» Problem details: Below are records. Copy every line with "doors" in it.

» Material shown:
>>>>
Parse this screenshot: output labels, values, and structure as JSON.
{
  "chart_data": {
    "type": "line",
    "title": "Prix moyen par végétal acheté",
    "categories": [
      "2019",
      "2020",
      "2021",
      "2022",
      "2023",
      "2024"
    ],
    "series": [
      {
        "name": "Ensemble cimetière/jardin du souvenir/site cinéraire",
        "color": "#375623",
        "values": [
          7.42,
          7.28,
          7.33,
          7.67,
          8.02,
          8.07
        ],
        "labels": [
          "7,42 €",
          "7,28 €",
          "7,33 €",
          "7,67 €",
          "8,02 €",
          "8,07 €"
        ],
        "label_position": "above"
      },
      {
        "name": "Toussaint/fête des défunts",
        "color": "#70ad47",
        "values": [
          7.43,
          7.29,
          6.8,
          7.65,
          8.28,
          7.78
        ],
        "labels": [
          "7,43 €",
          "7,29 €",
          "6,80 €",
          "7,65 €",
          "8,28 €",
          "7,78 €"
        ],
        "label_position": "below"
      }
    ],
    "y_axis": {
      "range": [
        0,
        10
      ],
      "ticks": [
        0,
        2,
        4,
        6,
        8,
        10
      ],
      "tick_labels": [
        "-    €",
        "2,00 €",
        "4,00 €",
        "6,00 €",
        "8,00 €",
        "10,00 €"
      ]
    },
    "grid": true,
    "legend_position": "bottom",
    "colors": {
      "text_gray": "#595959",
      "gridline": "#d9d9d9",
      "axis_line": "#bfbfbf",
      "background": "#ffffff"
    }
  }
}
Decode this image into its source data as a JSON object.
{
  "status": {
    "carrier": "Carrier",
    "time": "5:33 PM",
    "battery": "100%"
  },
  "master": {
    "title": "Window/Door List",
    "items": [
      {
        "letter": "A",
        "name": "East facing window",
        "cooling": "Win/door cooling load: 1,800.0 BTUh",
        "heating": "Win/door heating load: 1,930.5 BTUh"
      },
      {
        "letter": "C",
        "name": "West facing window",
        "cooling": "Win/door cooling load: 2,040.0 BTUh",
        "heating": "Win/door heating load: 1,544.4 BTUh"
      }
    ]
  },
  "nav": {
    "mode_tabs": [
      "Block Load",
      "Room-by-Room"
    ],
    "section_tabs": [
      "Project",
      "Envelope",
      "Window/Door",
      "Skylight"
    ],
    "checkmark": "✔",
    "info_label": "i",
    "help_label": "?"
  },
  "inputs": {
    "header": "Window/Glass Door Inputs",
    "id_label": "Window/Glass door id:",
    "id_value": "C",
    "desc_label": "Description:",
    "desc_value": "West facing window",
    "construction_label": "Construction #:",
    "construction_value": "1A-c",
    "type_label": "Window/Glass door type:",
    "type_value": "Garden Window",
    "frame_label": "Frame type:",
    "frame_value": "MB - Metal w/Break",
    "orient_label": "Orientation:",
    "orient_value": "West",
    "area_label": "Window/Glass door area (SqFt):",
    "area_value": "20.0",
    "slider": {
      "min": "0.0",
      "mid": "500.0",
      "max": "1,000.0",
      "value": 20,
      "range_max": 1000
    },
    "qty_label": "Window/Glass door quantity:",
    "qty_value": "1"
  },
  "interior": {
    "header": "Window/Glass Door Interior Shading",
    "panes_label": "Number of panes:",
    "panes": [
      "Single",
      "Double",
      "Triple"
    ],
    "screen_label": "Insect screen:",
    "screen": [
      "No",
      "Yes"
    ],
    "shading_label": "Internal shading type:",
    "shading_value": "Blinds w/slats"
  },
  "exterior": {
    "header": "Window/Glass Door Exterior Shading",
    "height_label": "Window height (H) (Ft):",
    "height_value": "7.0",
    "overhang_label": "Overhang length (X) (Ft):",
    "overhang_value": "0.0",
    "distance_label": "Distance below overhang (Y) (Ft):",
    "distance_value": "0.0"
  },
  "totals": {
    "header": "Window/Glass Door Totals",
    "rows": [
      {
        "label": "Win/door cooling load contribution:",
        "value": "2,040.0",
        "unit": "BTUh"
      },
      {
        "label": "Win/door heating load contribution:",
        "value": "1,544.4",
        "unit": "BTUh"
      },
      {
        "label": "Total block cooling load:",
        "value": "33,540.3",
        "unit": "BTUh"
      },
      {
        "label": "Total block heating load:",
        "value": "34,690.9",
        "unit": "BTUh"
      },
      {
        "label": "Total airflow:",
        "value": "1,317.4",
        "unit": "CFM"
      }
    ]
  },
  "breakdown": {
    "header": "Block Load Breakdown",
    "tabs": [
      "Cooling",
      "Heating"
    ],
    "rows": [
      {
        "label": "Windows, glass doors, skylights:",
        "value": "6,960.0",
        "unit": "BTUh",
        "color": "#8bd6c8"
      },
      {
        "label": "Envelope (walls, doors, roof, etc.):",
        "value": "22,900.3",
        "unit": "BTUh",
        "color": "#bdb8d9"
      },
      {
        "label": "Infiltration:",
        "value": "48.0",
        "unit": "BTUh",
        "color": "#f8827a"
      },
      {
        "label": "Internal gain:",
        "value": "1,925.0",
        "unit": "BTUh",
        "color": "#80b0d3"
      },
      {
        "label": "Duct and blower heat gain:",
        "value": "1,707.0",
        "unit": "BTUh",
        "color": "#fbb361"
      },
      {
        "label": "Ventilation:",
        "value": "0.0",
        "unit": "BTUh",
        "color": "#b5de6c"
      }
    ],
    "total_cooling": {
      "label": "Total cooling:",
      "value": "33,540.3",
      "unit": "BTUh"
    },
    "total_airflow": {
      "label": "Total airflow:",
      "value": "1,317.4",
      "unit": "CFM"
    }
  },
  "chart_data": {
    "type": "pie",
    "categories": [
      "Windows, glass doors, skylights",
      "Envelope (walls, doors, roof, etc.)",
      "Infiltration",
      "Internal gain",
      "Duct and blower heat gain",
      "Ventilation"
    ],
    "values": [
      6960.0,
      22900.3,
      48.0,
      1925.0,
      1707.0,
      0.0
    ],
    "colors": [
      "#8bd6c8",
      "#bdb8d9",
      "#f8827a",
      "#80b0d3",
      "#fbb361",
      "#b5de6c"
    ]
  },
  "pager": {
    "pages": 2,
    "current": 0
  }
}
<<<<
» Response to this exercise:
        "label": "Windows, glass doors, skylights:",
        "label": "Envelope (walls, doors, roof, etc.):",
      "Windows, glass doors, skylights",
      "Envelope (walls, doors, roof, etc.)",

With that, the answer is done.